## The data
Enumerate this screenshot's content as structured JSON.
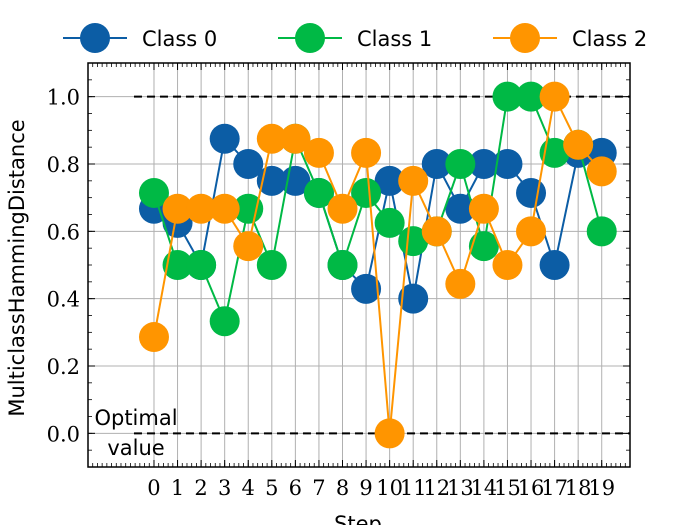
{
  "chart_data": {
    "type": "line",
    "xlabel": "Step",
    "ylabel": "MulticlassHammingDistance",
    "x": [
      0,
      1,
      2,
      3,
      4,
      5,
      6,
      7,
      8,
      9,
      10,
      11,
      12,
      13,
      14,
      15,
      16,
      17,
      18,
      19
    ],
    "xlim": [
      -2.8,
      20.2
    ],
    "ylim": [
      -0.1,
      1.1
    ],
    "yticks": [
      0.0,
      0.2,
      0.4,
      0.6,
      0.8,
      1.0
    ],
    "yticklabels": [
      "0.0",
      "0.2",
      "0.4",
      "0.6",
      "0.8",
      "1.0"
    ],
    "grid": true,
    "legend_position": "top",
    "series": [
      {
        "name": "Class 0",
        "color": "#0C5DA5",
        "values": [
          0.667,
          0.625,
          0.5,
          0.875,
          0.8,
          0.75,
          0.75,
          0.714,
          0.5,
          0.429,
          0.75,
          0.4,
          0.8,
          0.667,
          0.8,
          0.8,
          0.714,
          0.5,
          0.833,
          0.833
        ]
      },
      {
        "name": "Class 1",
        "color": "#00B945",
        "values": [
          0.714,
          0.5,
          0.5,
          0.333,
          0.667,
          0.5,
          0.875,
          0.714,
          0.5,
          0.714,
          0.625,
          0.571,
          0.6,
          0.8,
          0.556,
          1.0,
          1.0,
          0.833,
          0.857,
          0.6
        ]
      },
      {
        "name": "Class 2",
        "color": "#FF9500",
        "values": [
          0.286,
          0.667,
          0.667,
          0.667,
          0.556,
          0.875,
          0.875,
          0.833,
          0.667,
          0.833,
          0.0,
          0.75,
          0.6,
          0.444,
          0.667,
          0.5,
          0.6,
          1.0,
          0.857,
          0.778
        ]
      }
    ],
    "reference_lines": [
      {
        "y": 1.0,
        "x_from": 0.0,
        "x_to": 20.2,
        "style": "dashed",
        "color": "#000000"
      },
      {
        "y": 0.0,
        "x_from": 0.0,
        "x_to": 20.2,
        "style": "dashed",
        "color": "#000000"
      }
    ],
    "annotation": {
      "text_line1": "Optimal",
      "text_line2": "value"
    }
  }
}
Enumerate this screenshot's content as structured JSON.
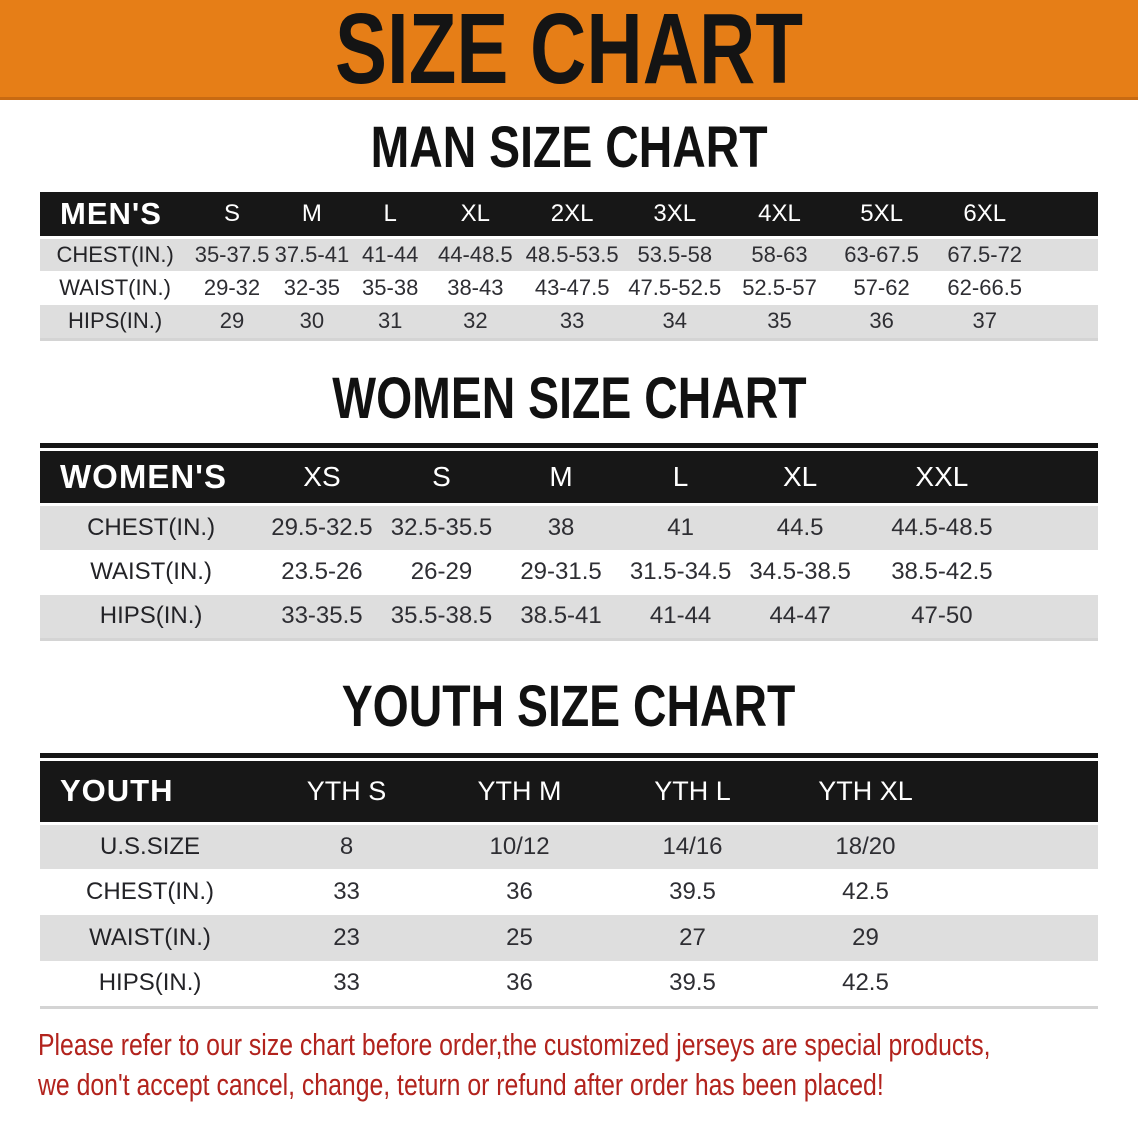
{
  "banner": {
    "title": "SIZE CHART"
  },
  "colors": {
    "banner_bg": "#E67E17",
    "banner_edge": "#C86A12",
    "banner_text": "#141414",
    "header_bg": "#171717",
    "header_text": "#FFFFFF",
    "row_alt_bg": "#DEDEDE",
    "row_bg": "#FFFFFF",
    "cell_text": "#2E2E33",
    "title_text": "#111111",
    "footnote_text": "#B2231D"
  },
  "sections": [
    {
      "title": "MAN SIZE CHART",
      "table": {
        "corner": "MEN'S",
        "sizes": [
          "S",
          "M",
          "L",
          "XL",
          "2XL",
          "3XL",
          "4XL",
          "5XL",
          "6XL"
        ],
        "rows": [
          {
            "label": "CHEST(IN.)",
            "values": [
              "35-37.5",
              "37.5-41",
              "41-44",
              "44-48.5",
              "48.5-53.5",
              "53.5-58",
              "58-63",
              "63-67.5",
              "67.5-72"
            ]
          },
          {
            "label": "WAIST(IN.)",
            "values": [
              "29-32",
              "32-35",
              "35-38",
              "38-43",
              "43-47.5",
              "47.5-52.5",
              "52.5-57",
              "57-62",
              "62-66.5"
            ]
          },
          {
            "label": "HIPS(IN.)",
            "values": [
              "29",
              "30",
              "31",
              "32",
              "33",
              "34",
              "35",
              "36",
              "37"
            ]
          }
        ]
      }
    },
    {
      "title": "WOMEN SIZE CHART",
      "table": {
        "corner": "WOMEN'S",
        "sizes": [
          "XS",
          "S",
          "M",
          "L",
          "XL",
          "XXL"
        ],
        "rows": [
          {
            "label": "CHEST(IN.)",
            "values": [
              "29.5-32.5",
              "32.5-35.5",
              "38",
              "41",
              "44.5",
              "44.5-48.5"
            ]
          },
          {
            "label": "WAIST(IN.)",
            "values": [
              "23.5-26",
              "26-29",
              "29-31.5",
              "31.5-34.5",
              "34.5-38.5",
              "38.5-42.5"
            ]
          },
          {
            "label": "HIPS(IN.)",
            "values": [
              "33-35.5",
              "35.5-38.5",
              "38.5-41",
              "41-44",
              "44-47",
              "47-50"
            ]
          }
        ]
      }
    },
    {
      "title": "YOUTH SIZE CHART",
      "table": {
        "corner": "YOUTH",
        "sizes": [
          "YTH S",
          "YTH M",
          "YTH L",
          "YTH XL"
        ],
        "rows": [
          {
            "label": "U.S.SIZE",
            "values": [
              "8",
              "10/12",
              "14/16",
              "18/20"
            ]
          },
          {
            "label": "CHEST(IN.)",
            "values": [
              "33",
              "36",
              "39.5",
              "42.5"
            ]
          },
          {
            "label": "WAIST(IN.)",
            "values": [
              "23",
              "25",
              "27",
              "29"
            ]
          },
          {
            "label": "HIPS(IN.)",
            "values": [
              "33",
              "36",
              "39.5",
              "42.5"
            ]
          }
        ]
      }
    }
  ],
  "footnote": {
    "lines": [
      "Please refer to our size chart before order,the customized jerseys are special products,",
      "we don't accept cancel, change, teturn or refund after order has been placed!"
    ]
  }
}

## What you should do
Extract every line of the data exactly; pictures stay out.

## Answer below
Enumerate this screenshot's content as structured JSON.
{
  "chart_data": {
    "type": "line",
    "xlabel": "Step",
    "ylabel": "MulticlassHammingDistance",
    "x": [
      0,
      1,
      2,
      3,
      4,
      5,
      6,
      7,
      8,
      9,
      10,
      11,
      12,
      13,
      14,
      15,
      16,
      17,
      18,
      19
    ],
    "xlim": [
      -2.8,
      20.2
    ],
    "ylim": [
      -0.1,
      1.1
    ],
    "yticks": [
      0.0,
      0.2,
      0.4,
      0.6,
      0.8,
      1.0
    ],
    "yticklabels": [
      "0.0",
      "0.2",
      "0.4",
      "0.6",
      "0.8",
      "1.0"
    ],
    "grid": true,
    "legend_position": "top",
    "series": [
      {
        "name": "Class 0",
        "color": "#0C5DA5",
        "values": [
          0.667,
          0.625,
          0.5,
          0.875,
          0.8,
          0.75,
          0.75,
          0.714,
          0.5,
          0.429,
          0.75,
          0.4,
          0.8,
          0.667,
          0.8,
          0.8,
          0.714,
          0.5,
          0.833,
          0.833
        ]
      },
      {
        "name": "Class 1",
        "color": "#00B945",
        "values": [
          0.714,
          0.5,
          0.5,
          0.333,
          0.667,
          0.5,
          0.875,
          0.714,
          0.5,
          0.714,
          0.625,
          0.571,
          0.6,
          0.8,
          0.556,
          1.0,
          1.0,
          0.833,
          0.857,
          0.6
        ]
      },
      {
        "name": "Class 2",
        "color": "#FF9500",
        "values": [
          0.286,
          0.667,
          0.667,
          0.667,
          0.556,
          0.875,
          0.875,
          0.833,
          0.667,
          0.833,
          0.0,
          0.75,
          0.6,
          0.444,
          0.667,
          0.5,
          0.6,
          1.0,
          0.857,
          0.778
        ]
      }
    ],
    "reference_lines": [
      {
        "y": 1.0,
        "x_from": 0.0,
        "x_to": 20.2,
        "style": "dashed",
        "color": "#000000"
      },
      {
        "y": 0.0,
        "x_from": 0.0,
        "x_to": 20.2,
        "style": "dashed",
        "color": "#000000"
      }
    ],
    "annotation": {
      "text_line1": "Optimal",
      "text_line2": "value"
    }
  }
}
Enumerate this screenshot's content as structured JSON.
{
  "banner": {
    "title": "SIZE CHART"
  },
  "colors": {
    "banner_bg": "#E67E17",
    "banner_edge": "#C86A12",
    "banner_text": "#141414",
    "header_bg": "#171717",
    "header_text": "#FFFFFF",
    "row_alt_bg": "#DEDEDE",
    "row_bg": "#FFFFFF",
    "cell_text": "#2E2E33",
    "title_text": "#111111",
    "footnote_text": "#B2231D"
  },
  "sections": [
    {
      "title": "MAN SIZE CHART",
      "table": {
        "corner": "MEN'S",
        "sizes": [
          "S",
          "M",
          "L",
          "XL",
          "2XL",
          "3XL",
          "4XL",
          "5XL",
          "6XL"
        ],
        "rows": [
          {
            "label": "CHEST(IN.)",
            "values": [
              "35-37.5",
              "37.5-41",
              "41-44",
              "44-48.5",
              "48.5-53.5",
              "53.5-58",
              "58-63",
              "63-67.5",
              "67.5-72"
            ]
          },
          {
            "label": "WAIST(IN.)",
            "values": [
              "29-32",
              "32-35",
              "35-38",
              "38-43",
              "43-47.5",
              "47.5-52.5",
              "52.5-57",
              "57-62",
              "62-66.5"
            ]
          },
          {
            "label": "HIPS(IN.)",
            "values": [
              "29",
              "30",
              "31",
              "32",
              "33",
              "34",
              "35",
              "36",
              "37"
            ]
          }
        ]
      }
    },
    {
      "title": "WOMEN SIZE CHART",
      "table": {
        "corner": "WOMEN'S",
        "sizes": [
          "XS",
          "S",
          "M",
          "L",
          "XL",
          "XXL"
        ],
        "rows": [
          {
            "label": "CHEST(IN.)",
            "values": [
              "29.5-32.5",
              "32.5-35.5",
              "38",
              "41",
              "44.5",
              "44.5-48.5"
            ]
          },
          {
            "label": "WAIST(IN.)",
            "values": [
              "23.5-26",
              "26-29",
              "29-31.5",
              "31.5-34.5",
              "34.5-38.5",
              "38.5-42.5"
            ]
          },
          {
            "label": "HIPS(IN.)",
            "values": [
              "33-35.5",
              "35.5-38.5",
              "38.5-41",
              "41-44",
              "44-47",
              "47-50"
            ]
          }
        ]
      }
    },
    {
      "title": "YOUTH SIZE CHART",
      "table": {
        "corner": "YOUTH",
        "sizes": [
          "YTH S",
          "YTH M",
          "YTH L",
          "YTH XL"
        ],
        "rows": [
          {
            "label": "U.S.SIZE",
            "values": [
              "8",
              "10/12",
              "14/16",
              "18/20"
            ]
          },
          {
            "label": "CHEST(IN.)",
            "values": [
              "33",
              "36",
              "39.5",
              "42.5"
            ]
          },
          {
            "label": "WAIST(IN.)",
            "values": [
              "23",
              "25",
              "27",
              "29"
            ]
          },
          {
            "label": "HIPS(IN.)",
            "values": [
              "33",
              "36",
              "39.5",
              "42.5"
            ]
          }
        ]
      }
    }
  ],
  "footnote": {
    "lines": [
      "Please refer to our size chart before order,the customized jerseys are special products,",
      "we don't accept cancel, change, teturn or refund after order has been placed!"
    ]
  }
}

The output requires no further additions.